## [Given exercise]
Produce a verbatim transcription of the records below, beginning at the line containing "What does this" and ending at the final line; include only those lines.

## [The data]
____
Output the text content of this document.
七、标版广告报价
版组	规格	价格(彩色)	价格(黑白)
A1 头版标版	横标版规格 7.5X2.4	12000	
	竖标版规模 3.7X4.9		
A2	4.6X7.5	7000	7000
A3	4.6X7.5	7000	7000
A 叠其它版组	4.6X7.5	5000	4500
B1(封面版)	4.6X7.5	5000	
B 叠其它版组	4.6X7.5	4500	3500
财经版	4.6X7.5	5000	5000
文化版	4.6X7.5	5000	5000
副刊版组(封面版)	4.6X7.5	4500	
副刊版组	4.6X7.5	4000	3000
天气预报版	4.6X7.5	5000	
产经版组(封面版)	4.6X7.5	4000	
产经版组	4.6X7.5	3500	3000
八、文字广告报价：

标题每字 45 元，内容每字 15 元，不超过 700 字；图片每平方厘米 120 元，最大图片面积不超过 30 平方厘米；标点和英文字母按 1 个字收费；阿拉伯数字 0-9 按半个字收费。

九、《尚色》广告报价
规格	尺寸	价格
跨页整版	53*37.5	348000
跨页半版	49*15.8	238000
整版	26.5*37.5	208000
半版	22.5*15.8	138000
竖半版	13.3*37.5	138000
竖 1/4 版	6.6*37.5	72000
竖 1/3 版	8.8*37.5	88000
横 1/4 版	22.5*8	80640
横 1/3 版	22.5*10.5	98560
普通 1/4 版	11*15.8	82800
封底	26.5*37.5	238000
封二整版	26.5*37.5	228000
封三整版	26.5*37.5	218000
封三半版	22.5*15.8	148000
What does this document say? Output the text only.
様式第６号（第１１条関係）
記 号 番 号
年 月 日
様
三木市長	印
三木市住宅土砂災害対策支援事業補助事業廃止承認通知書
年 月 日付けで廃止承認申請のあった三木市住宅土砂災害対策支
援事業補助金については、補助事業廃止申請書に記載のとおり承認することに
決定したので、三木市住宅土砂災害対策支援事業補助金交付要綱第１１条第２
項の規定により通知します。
____
## [In response]
What does this document say? Output the text only.
様式第６号（第１１条関係）
記 号 番 号
年 月 日
様
三木市長	印
三木市住宅土砂災害対策支援事業補助事業廃止承認通知書
年 月 日付けで廃止承認申請のあった三木市住宅土砂災害対策支
援事業補助金については、補助事業廃止申請書に記載のとおり承認することに
決定したので、三木市住宅土砂災害対策支援事業補助金交付要綱第１１条第２
項の規定により通知します。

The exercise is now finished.